Problem requirements:
Search the records for the word "Excretary" and report each line that has it.

——————

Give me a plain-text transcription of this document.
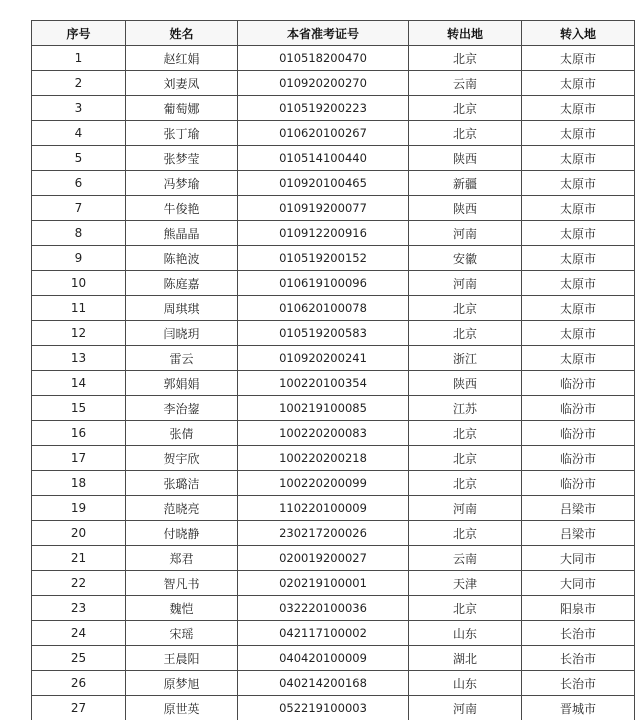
序号	姓名	本省准考证号	转出地	转入地
1	赵红娟	010518200470	北京	太原市
2	刘妻凤	010920200270	云南	太原市
3	葡萄娜	010519200223	北京	太原市
4	张丁瑜	010620100267	北京	太原市
5	张梦莹	010514100440	陕西	太原市
6	冯梦瑜	010920100465	新疆	太原市
7	牛俊艳	010919200077	陕西	太原市
8	熊晶晶	010912200916	河南	太原市
9	陈艳波	010519200152	安徽	太原市
10	陈庭嘉	010619100096	河南	太原市
11	周琪琪	010620100078	北京	太原市
12	闫晓玥	010519200583	北京	太原市
13	雷云	010920200241	浙江	太原市
14	郭娟娟	100220100354	陕西	临汾市
15	李治鋆	100219100085	江苏	临汾市
16	张倩	100220200083	北京	临汾市
17	贺宇欣	100220200218	北京	临汾市
18	张璐洁	100220200099	北京	临汾市
19	范晓亮	110220100009	河南	吕梁市
20	付晓静	230217200026	北京	吕梁市
21	郑君	020019200027	云南	大同市
22	智凡书	020219100001	天津	大同市
23	魏恺	032220100036	北京	阳泉市
24	宋瑶	042117100002	山东	长治市
25	王晨阳	040420100009	湖北	长治市
26	原梦旭	040214200168	山东	长治市
27	原世英	052219100003	河南	晋城市
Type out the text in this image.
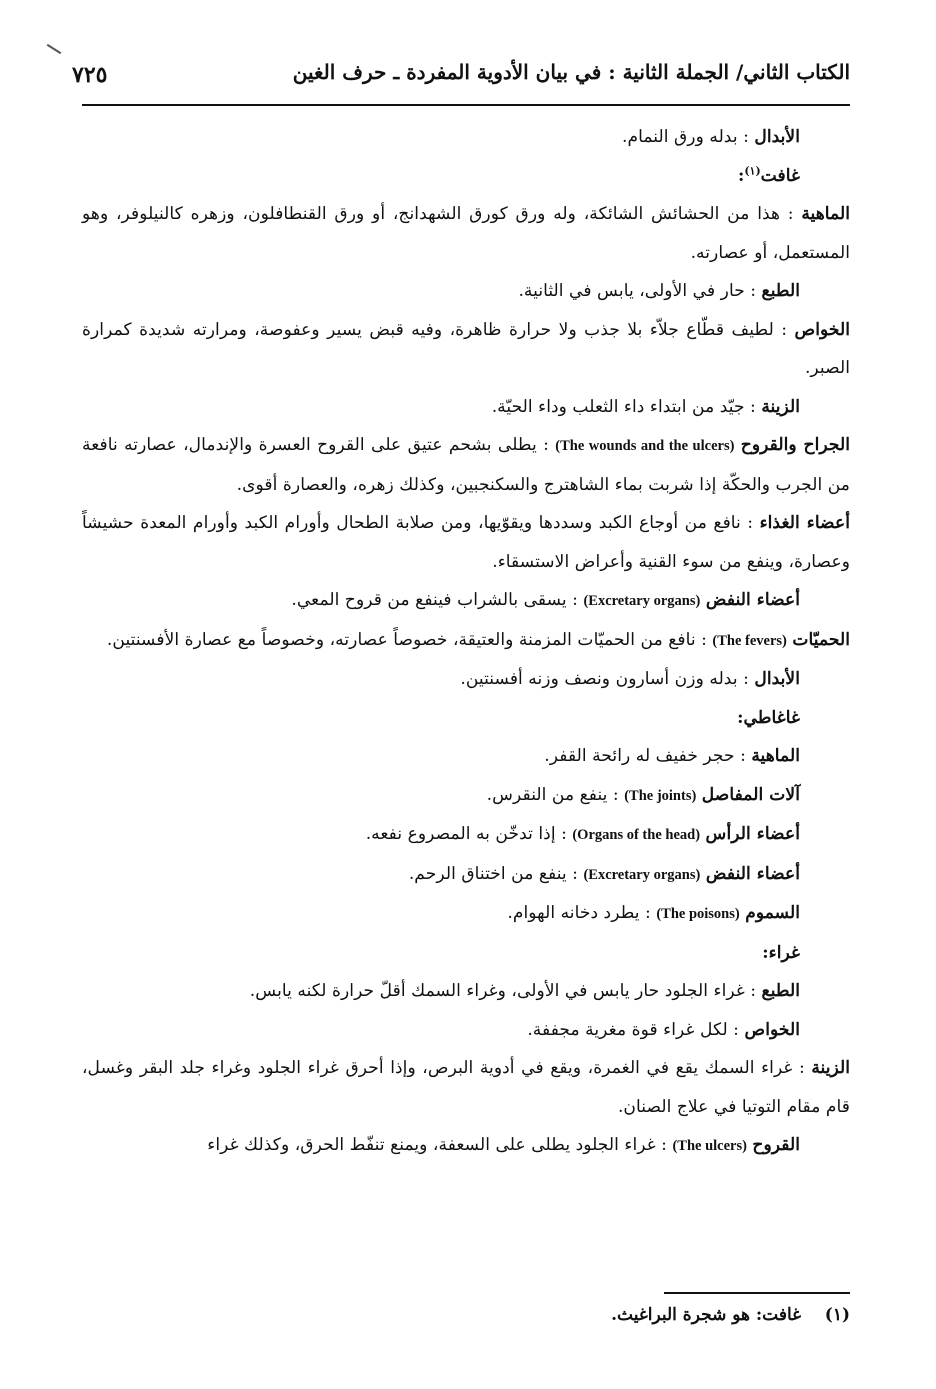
٧٢٥	الكتاب الثاني/ الجملة الثانية : في بيان الأدوية المفردة ـ حرف الغين

الأبدال : بدله ورق النمام.

غافت$^{(١)}$:

الماهية : هذا من الحشائش الشائكة، وله ورق كورق الشهدانج، أو ورق القنطافلون، وزهره كالنيلوفر، وهو المستعمل، أو عصارته.

الطبع : حار في الأولى، يابس في الثانية.

الخواص : لطيف قطّاع جلاّء بلا جذب ولا حرارة ظاهرة، وفيه قبض يسير وعفوصة، ومرارته شديدة كمرارة الصبر.

الزينة : جيّد من ابتداء داء الثعلب وداء الحيّة.

الجراح والقروح (The wounds and the ulcers) : يطلى بشحم عتيق على القروح العسرة والإندمال، عصارته نافعة من الجرب والحكّة إذا شربت بماء الشاهترج والسكنجبين، وكذلك زهره، والعصارة أقوى.

أعضاء الغذاء : نافع من أوجاع الكبد وسددها ويقوّيها، ومن صلابة الطحال وأورام الكبد وأورام المعدة حشيشاً وعصارة، وينفع من سوء القنية وأعراض الاستسقاء.

أعضاء النفض (Excretary organs) : يسقى بالشراب فينفع من قروح المعي.

الحميّات (The fevers) : نافع من الحميّات المزمنة والعتيقة، خصوصاً عصارته، وخصوصاً مع عصارة الأفسنتين.

الأبدال : بدله وزن أسارون ونصف وزنه أفسنتين.

غاغاطي:

الماهية : حجر خفيف له رائحة القفر.

آلات المفاصل (The joints) : ينفع من النقرس.

أعضاء الرأس (Organs of the head) : إذا تدخّن به المصروع نفعه.

أعضاء النفض (Excretary organs) : ينفع من اختناق الرحم.

السموم (The poisons) : يطرد دخانه الهوام.

غراء:

الطبع : غراء الجلود حار يابس في الأولى، وغراء السمك أقلّ حرارة لكنه يابس.

الخواص : لكل غراء قوة مغرية مجففة.

الزينة : غراء السمك يقع في الغمرة، ويقع في أدوية البرص، وإذا أحرق غراء الجلود وغراء جلد البقر وغسل، قام مقام التوتيا في علاج الصنان.

القروح (The ulcers) : غراء الجلود يطلى على السعفة، ويمنع تنفّط الحرق، وكذلك غراء

(١)    غافت: هو شجرة البراغيث.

——————

Task output:
أعضاء النفض (Excretary organs) : يسقى بالشراب فينفع من قروح المعي.
أعضاء النفض (Excretary organs) : ينفع من اختناق الرحم.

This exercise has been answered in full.